Records from a data source

************

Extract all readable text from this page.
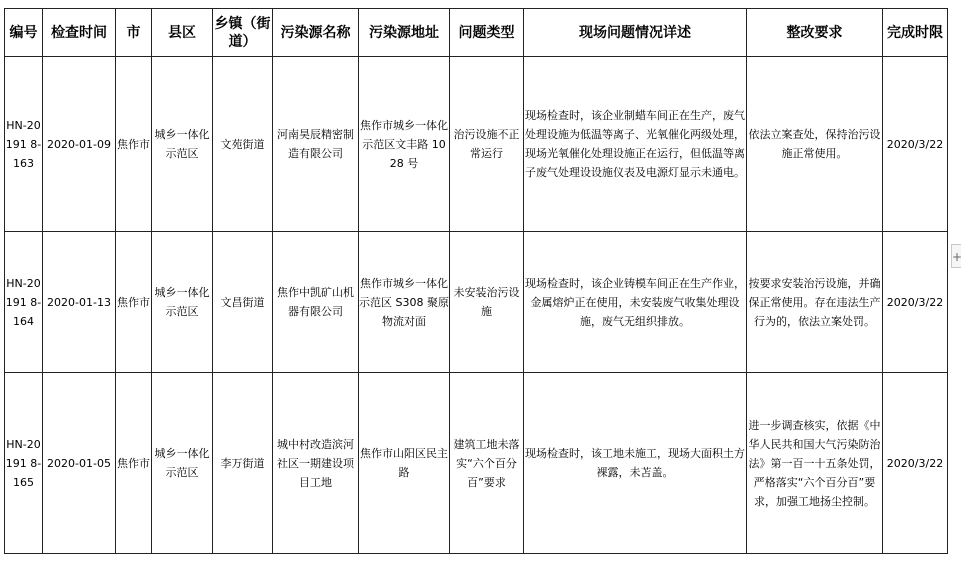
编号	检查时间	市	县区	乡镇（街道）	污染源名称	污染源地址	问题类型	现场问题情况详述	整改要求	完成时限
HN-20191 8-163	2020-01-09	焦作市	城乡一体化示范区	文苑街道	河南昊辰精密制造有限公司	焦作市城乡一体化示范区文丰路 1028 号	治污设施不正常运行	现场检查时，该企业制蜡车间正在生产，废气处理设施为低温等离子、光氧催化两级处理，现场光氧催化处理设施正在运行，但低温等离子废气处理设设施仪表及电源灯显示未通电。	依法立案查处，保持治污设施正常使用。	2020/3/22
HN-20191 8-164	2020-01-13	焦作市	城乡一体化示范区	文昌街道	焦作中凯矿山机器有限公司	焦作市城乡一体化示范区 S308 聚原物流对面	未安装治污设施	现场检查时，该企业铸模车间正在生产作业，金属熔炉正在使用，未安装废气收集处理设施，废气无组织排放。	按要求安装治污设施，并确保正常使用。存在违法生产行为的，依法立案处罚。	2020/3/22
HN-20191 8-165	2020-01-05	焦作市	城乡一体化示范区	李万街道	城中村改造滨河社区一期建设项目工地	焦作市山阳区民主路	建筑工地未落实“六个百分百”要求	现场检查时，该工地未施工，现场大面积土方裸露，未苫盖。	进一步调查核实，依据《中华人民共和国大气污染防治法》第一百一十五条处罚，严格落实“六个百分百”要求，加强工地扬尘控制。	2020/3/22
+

************

*The problem*: Filter the entries down to the lines with the word "现场检查时" in them.

*The result*:
HN-20191 8-163	2020-01-09	焦作市	城乡一体化示范区	文苑街道	河南昊辰精密制造有限公司	焦作市城乡一体化示范区文丰路 1028 号	治污设施不正常运行	现场检查时，该企业制蜡车间正在生产，废气处理设施为低温等离子、光氧催化两级处理，现场光氧催化处理设施正在运行，但低温等离子废气处理设设施仪表及电源灯显示未通电。	依法立案查处，保持治污设施正常使用。	2020/3/22
HN-20191 8-164	2020-01-13	焦作市	城乡一体化示范区	文昌街道	焦作中凯矿山机器有限公司	焦作市城乡一体化示范区 S308 聚原物流对面	未安装治污设施	现场检查时，该企业铸模车间正在生产作业，金属熔炉正在使用，未安装废气收集处理设施，废气无组织排放。	按要求安装治污设施，并确保正常使用。存在违法生产行为的，依法立案处罚。	2020/3/22
HN-20191 8-165	2020-01-05	焦作市	城乡一体化示范区	李万街道	城中村改造滨河社区一期建设项目工地	焦作市山阳区民主路	建筑工地未落实“六个百分百”要求	现场检查时，该工地未施工，现场大面积土方裸露，未苫盖。	进一步调查核实，依据《中华人民共和国大气污染防治法》第一百一十五条处罚，严格落实“六个百分百”要求，加强工地扬尘控制。	2020/3/22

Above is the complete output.